▶ [PROBLEM DESCRIPTION]: Print each line of the listing once more, precisely as given.

▶ [DATASET EXCERPTS]:
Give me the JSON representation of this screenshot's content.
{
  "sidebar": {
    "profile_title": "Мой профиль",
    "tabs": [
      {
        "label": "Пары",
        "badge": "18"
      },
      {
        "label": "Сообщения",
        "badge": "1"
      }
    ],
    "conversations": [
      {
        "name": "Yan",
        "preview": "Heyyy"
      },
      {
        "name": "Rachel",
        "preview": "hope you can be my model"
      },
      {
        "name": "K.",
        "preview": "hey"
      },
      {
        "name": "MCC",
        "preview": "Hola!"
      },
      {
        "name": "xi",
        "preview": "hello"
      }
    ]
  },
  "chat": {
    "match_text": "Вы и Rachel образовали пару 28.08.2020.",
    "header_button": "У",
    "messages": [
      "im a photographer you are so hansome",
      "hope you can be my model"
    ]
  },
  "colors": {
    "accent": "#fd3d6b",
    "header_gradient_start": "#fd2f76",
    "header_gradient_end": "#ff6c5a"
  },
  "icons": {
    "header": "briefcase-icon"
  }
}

▶ [FULL RESPONSE]:
Give me the JSON representation of this screenshot's content.
{
  "sidebar": {
    "profile_title": "Мой профиль",
    "tabs": [
      {
        "label": "Пары",
        "badge": "18"
      },
      {
        "label": "Сообщения",
        "badge": "1"
      }
    ],
    "conversations": [
      {
        "name": "Yan",
        "preview": "Heyyy"
      },
      {
        "name": "Rachel",
        "preview": "hope you can be my model"
      },
      {
        "name": "K.",
        "preview": "hey"
      },
      {
        "name": "MCC",
        "preview": "Hola!"
      },
      {
        "name": "xi",
        "preview": "hello"
      }
    ]
  },
  "chat": {
    "match_text": "Вы и Rachel образовали пару 28.08.2020.",
    "header_button": "У",
    "messages": [
      "im a photographer you are so hansome",
      "hope you can be my model"
    ]
  },
  "colors": {
    "accent": "#fd3d6b",
    "header_gradient_start": "#fd2f76",
    "header_gradient_end": "#ff6c5a"
  },
  "icons": {
    "header": "briefcase-icon"
  }
}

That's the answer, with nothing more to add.